Task to carry out: Search the data below for the string "Business". Extract every line that contains it.

Data:
_ _ _

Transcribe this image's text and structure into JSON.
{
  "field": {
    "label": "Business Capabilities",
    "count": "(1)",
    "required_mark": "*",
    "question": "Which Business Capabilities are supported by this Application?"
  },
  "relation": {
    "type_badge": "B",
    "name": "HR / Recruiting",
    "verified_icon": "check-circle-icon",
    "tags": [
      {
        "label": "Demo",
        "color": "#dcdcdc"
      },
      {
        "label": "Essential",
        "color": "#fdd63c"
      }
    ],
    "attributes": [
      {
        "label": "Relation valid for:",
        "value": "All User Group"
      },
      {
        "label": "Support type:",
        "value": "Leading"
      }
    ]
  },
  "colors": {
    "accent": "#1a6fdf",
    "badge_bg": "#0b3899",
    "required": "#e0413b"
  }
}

_ _ _

Solution:
    "label": "Business Capabilities",
    "question": "Which Business Capabilities are supported by this Application?"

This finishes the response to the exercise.